> _Work to be completed_
Every entry here needs to be repeated exactly.

** BEGIN **

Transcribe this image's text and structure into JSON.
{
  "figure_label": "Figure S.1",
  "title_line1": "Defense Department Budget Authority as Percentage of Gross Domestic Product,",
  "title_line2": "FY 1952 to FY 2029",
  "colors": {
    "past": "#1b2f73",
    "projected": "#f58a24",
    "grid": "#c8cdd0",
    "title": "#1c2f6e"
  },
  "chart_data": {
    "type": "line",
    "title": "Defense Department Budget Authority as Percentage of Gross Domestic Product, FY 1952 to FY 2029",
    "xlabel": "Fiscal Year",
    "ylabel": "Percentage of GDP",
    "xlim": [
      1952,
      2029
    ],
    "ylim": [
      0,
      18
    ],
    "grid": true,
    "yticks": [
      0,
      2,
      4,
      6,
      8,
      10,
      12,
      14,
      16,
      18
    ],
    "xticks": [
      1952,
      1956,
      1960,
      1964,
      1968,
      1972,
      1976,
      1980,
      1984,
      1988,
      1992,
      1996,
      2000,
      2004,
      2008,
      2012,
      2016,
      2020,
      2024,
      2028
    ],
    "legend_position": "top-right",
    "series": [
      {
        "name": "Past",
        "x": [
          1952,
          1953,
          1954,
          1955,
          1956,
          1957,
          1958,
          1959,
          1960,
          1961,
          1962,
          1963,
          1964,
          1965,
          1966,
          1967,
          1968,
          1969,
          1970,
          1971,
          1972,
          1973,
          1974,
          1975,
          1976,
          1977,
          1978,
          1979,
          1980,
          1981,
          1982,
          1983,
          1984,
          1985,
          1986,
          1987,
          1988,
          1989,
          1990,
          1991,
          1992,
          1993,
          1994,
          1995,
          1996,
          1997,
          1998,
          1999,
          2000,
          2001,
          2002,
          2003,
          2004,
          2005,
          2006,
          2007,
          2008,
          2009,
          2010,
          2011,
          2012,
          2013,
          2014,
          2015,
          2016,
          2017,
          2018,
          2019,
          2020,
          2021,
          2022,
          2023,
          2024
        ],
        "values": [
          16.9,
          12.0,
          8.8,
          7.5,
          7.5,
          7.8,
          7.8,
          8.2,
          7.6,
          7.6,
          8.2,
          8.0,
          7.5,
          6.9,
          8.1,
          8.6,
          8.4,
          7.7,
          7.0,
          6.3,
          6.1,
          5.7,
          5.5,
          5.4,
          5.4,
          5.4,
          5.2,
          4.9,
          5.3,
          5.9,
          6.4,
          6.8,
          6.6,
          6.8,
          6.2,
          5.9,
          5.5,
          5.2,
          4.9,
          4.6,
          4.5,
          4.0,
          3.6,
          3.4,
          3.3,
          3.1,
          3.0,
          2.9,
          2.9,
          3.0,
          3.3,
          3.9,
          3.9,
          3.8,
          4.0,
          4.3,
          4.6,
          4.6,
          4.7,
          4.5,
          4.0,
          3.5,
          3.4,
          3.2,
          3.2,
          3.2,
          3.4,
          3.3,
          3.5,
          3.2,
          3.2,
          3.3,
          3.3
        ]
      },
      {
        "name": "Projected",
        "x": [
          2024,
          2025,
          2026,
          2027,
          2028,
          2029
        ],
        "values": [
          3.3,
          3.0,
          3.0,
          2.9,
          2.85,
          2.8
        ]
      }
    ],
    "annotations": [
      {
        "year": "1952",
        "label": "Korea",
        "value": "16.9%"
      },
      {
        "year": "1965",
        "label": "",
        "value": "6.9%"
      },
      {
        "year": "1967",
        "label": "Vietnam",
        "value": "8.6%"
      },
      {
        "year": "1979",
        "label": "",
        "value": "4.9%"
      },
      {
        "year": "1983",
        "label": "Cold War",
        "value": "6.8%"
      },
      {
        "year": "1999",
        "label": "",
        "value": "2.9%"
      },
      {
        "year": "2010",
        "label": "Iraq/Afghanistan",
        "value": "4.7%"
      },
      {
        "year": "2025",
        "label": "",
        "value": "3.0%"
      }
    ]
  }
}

** END **

> _Reply_
Transcribe this image's text and structure into JSON.
{
  "figure_label": "Figure S.1",
  "title_line1": "Defense Department Budget Authority as Percentage of Gross Domestic Product,",
  "title_line2": "FY 1952 to FY 2029",
  "colors": {
    "past": "#1b2f73",
    "projected": "#f58a24",
    "grid": "#c8cdd0",
    "title": "#1c2f6e"
  },
  "chart_data": {
    "type": "line",
    "title": "Defense Department Budget Authority as Percentage of Gross Domestic Product, FY 1952 to FY 2029",
    "xlabel": "Fiscal Year",
    "ylabel": "Percentage of GDP",
    "xlim": [
      1952,
      2029
    ],
    "ylim": [
      0,
      18
    ],
    "grid": true,
    "yticks": [
      0,
      2,
      4,
      6,
      8,
      10,
      12,
      14,
      16,
      18
    ],
    "xticks": [
      1952,
      1956,
      1960,
      1964,
      1968,
      1972,
      1976,
      1980,
      1984,
      1988,
      1992,
      1996,
      2000,
      2004,
      2008,
      2012,
      2016,
      2020,
      2024,
      2028
    ],
    "legend_position": "top-right",
    "series": [
      {
        "name": "Past",
        "x": [
          1952,
          1953,
          1954,
          1955,
          1956,
          1957,
          1958,
          1959,
          1960,
          1961,
          1962,
          1963,
          1964,
          1965,
          1966,
          1967,
          1968,
          1969,
          1970,
          1971,
          1972,
          1973,
          1974,
          1975,
          1976,
          1977,
          1978,
          1979,
          1980,
          1981,
          1982,
          1983,
          1984,
          1985,
          1986,
          1987,
          1988,
          1989,
          1990,
          1991,
          1992,
          1993,
          1994,
          1995,
          1996,
          1997,
          1998,
          1999,
          2000,
          2001,
          2002,
          2003,
          2004,
          2005,
          2006,
          2007,
          2008,
          2009,
          2010,
          2011,
          2012,
          2013,
          2014,
          2015,
          2016,
          2017,
          2018,
          2019,
          2020,
          2021,
          2022,
          2023,
          2024
        ],
        "values": [
          16.9,
          12.0,
          8.8,
          7.5,
          7.5,
          7.8,
          7.8,
          8.2,
          7.6,
          7.6,
          8.2,
          8.0,
          7.5,
          6.9,
          8.1,
          8.6,
          8.4,
          7.7,
          7.0,
          6.3,
          6.1,
          5.7,
          5.5,
          5.4,
          5.4,
          5.4,
          5.2,
          4.9,
          5.3,
          5.9,
          6.4,
          6.8,
          6.6,
          6.8,
          6.2,
          5.9,
          5.5,
          5.2,
          4.9,
          4.6,
          4.5,
          4.0,
          3.6,
          3.4,
          3.3,
          3.1,
          3.0,
          2.9,
          2.9,
          3.0,
          3.3,
          3.9,
          3.9,
          3.8,
          4.0,
          4.3,
          4.6,
          4.6,
          4.7,
          4.5,
          4.0,
          3.5,
          3.4,
          3.2,
          3.2,
          3.2,
          3.4,
          3.3,
          3.5,
          3.2,
          3.2,
          3.3,
          3.3
        ]
      },
      {
        "name": "Projected",
        "x": [
          2024,
          2025,
          2026,
          2027,
          2028,
          2029
        ],
        "values": [
          3.3,
          3.0,
          3.0,
          2.9,
          2.85,
          2.8
        ]
      }
    ],
    "annotations": [
      {
        "year": "1952",
        "label": "Korea",
        "value": "16.9%"
      },
      {
        "year": "1965",
        "label": "",
        "value": "6.9%"
      },
      {
        "year": "1967",
        "label": "Vietnam",
        "value": "8.6%"
      },
      {
        "year": "1979",
        "label": "",
        "value": "4.9%"
      },
      {
        "year": "1983",
        "label": "Cold War",
        "value": "6.8%"
      },
      {
        "year": "1999",
        "label": "",
        "value": "2.9%"
      },
      {
        "year": "2010",
        "label": "Iraq/Afghanistan",
        "value": "4.7%"
      },
      {
        "year": "2025",
        "label": "",
        "value": "3.0%"
      }
    ]
  }
}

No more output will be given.